-- Start of INFORMATION SHOWN --

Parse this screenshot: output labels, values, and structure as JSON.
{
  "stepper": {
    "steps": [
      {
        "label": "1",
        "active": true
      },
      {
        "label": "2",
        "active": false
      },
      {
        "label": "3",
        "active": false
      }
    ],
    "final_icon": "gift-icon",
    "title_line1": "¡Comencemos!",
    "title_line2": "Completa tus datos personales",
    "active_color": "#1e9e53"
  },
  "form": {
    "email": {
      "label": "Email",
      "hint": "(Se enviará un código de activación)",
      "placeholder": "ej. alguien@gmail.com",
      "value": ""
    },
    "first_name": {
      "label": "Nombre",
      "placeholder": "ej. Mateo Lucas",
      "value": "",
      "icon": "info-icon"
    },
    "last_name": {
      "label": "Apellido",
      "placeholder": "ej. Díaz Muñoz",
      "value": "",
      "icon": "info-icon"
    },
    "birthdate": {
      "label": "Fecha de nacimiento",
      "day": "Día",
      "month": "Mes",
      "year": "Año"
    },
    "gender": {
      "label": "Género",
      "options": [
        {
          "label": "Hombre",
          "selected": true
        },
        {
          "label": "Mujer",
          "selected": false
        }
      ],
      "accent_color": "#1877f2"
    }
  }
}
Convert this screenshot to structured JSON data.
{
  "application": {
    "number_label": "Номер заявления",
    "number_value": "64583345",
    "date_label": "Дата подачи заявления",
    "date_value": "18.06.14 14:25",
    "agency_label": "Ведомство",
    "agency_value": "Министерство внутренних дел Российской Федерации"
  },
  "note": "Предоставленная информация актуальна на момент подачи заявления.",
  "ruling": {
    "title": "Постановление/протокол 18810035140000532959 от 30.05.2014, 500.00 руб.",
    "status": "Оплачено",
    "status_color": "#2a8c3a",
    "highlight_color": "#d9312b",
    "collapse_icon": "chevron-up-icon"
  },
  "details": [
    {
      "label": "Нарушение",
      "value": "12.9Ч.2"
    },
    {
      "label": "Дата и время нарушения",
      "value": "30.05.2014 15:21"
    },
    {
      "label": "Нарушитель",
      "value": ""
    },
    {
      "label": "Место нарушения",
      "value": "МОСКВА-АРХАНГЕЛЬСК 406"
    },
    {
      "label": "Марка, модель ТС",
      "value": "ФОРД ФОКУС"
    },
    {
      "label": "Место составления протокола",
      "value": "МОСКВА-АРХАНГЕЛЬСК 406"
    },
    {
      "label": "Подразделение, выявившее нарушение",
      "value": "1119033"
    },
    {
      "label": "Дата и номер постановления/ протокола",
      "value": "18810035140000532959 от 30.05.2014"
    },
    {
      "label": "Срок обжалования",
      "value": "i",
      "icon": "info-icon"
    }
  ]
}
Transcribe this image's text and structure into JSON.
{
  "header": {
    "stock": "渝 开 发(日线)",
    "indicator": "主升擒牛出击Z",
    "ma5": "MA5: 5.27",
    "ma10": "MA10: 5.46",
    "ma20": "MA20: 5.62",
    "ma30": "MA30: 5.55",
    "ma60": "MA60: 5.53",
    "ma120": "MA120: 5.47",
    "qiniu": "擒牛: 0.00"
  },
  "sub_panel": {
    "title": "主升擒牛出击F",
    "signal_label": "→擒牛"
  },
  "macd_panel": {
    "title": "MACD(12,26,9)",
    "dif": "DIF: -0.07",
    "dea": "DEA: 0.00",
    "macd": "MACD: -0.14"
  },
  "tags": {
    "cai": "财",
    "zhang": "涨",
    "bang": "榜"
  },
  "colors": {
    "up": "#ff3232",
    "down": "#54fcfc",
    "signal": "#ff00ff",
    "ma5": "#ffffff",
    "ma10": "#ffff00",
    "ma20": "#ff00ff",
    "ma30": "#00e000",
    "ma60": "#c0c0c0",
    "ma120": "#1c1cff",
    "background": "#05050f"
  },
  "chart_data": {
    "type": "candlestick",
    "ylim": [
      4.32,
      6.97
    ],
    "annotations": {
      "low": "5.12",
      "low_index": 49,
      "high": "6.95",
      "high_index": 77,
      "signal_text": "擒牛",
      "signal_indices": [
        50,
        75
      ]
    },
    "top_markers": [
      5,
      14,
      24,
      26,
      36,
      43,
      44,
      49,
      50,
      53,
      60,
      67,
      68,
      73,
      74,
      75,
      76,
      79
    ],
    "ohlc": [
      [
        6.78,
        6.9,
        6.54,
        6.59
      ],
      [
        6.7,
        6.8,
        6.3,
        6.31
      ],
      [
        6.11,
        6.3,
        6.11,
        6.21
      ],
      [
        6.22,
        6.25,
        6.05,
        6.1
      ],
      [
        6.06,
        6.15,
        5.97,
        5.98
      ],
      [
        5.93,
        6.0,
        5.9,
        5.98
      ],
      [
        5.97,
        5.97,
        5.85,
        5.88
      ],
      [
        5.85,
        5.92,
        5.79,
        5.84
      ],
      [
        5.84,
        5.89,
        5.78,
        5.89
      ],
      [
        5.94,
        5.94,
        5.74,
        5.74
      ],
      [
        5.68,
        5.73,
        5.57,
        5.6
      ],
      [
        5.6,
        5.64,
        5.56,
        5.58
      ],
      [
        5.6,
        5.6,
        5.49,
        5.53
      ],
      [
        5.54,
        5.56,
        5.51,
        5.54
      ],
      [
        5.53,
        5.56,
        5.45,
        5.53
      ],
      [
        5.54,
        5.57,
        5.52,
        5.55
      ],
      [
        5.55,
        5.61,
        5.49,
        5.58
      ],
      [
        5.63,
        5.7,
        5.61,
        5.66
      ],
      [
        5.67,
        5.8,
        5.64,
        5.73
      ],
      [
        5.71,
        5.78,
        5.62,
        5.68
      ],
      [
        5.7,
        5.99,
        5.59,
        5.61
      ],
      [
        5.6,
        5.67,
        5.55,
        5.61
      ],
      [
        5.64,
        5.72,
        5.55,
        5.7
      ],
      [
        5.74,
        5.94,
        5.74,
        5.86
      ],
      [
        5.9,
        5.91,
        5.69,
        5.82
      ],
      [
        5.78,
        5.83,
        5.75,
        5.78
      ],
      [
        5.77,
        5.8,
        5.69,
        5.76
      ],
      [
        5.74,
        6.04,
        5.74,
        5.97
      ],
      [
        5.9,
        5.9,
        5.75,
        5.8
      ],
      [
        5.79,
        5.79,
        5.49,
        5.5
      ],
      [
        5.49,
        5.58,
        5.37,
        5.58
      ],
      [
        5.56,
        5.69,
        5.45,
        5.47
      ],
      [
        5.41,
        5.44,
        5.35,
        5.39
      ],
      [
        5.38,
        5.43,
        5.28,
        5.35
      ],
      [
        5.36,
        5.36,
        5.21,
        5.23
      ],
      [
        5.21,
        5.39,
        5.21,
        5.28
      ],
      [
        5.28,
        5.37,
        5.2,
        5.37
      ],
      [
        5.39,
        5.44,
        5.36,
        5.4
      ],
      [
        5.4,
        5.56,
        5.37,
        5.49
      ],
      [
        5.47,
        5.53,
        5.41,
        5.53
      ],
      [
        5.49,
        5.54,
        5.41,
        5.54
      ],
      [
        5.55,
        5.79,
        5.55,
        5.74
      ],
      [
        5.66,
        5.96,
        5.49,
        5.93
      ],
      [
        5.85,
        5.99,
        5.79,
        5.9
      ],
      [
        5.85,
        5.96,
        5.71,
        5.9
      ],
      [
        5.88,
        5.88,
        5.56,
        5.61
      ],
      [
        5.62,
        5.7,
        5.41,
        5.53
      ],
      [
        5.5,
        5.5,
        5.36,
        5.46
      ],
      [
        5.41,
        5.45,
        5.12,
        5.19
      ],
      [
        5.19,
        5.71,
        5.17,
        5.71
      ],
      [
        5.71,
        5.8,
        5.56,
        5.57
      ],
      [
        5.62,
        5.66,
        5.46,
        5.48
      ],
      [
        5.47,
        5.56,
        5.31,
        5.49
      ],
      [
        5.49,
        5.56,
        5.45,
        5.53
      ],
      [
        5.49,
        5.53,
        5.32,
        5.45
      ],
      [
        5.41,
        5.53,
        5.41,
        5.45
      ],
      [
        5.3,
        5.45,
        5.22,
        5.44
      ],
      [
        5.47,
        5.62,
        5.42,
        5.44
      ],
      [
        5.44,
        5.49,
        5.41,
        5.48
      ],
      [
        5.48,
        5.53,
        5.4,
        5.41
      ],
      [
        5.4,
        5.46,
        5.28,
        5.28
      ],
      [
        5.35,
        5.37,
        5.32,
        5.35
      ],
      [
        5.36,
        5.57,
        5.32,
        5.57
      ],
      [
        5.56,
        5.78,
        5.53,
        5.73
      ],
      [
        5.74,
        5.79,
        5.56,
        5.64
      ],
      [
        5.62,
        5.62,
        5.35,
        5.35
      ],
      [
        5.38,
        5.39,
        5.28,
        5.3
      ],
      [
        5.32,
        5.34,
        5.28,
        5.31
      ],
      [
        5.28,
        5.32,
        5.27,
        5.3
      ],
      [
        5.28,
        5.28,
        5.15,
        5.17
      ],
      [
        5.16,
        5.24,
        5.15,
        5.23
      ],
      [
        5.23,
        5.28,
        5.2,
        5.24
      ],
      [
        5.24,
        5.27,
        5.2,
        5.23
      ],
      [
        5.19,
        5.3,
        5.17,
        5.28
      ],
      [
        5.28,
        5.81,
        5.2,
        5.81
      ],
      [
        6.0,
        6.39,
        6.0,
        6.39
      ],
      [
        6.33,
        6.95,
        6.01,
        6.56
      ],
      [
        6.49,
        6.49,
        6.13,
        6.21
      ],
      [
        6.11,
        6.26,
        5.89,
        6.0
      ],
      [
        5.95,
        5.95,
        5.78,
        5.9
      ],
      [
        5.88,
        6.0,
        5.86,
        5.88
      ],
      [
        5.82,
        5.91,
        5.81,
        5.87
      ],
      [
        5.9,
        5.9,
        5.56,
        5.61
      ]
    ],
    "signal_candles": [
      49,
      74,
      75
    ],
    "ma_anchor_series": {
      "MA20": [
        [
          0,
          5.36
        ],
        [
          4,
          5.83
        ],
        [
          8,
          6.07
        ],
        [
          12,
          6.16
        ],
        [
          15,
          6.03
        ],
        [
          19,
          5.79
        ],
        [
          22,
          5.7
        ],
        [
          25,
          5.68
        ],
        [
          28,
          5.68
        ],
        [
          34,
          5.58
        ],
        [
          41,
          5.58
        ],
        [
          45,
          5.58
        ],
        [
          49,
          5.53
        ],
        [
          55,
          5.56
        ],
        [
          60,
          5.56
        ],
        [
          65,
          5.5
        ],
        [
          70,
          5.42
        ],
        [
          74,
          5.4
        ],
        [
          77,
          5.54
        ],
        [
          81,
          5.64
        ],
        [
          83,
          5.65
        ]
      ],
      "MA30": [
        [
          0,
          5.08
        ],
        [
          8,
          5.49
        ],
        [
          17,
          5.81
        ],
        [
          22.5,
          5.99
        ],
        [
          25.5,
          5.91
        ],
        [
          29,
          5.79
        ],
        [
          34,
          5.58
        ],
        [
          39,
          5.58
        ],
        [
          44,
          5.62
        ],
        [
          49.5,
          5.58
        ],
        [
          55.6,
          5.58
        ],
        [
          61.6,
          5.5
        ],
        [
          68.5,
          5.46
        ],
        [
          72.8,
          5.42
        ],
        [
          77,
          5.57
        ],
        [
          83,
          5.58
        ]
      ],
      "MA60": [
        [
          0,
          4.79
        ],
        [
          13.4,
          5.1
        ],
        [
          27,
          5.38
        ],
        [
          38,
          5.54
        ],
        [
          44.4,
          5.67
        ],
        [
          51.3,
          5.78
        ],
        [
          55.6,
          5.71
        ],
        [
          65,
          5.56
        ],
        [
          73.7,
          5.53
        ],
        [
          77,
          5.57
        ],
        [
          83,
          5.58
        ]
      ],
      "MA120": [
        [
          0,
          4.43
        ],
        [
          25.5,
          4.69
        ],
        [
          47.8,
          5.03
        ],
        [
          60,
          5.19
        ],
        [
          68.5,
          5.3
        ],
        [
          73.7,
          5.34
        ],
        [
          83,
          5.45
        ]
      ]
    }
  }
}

-- End of INFORMATION SHOWN --

(DIRECTION): For this exercise, gather every line of the data that contains the word "JSON".

(WRITTEN ANSWER):
Parse this screenshot: output labels, values, and structure as JSON.
Convert this screenshot to structured JSON data.
Transcribe this image's text and structure into JSON.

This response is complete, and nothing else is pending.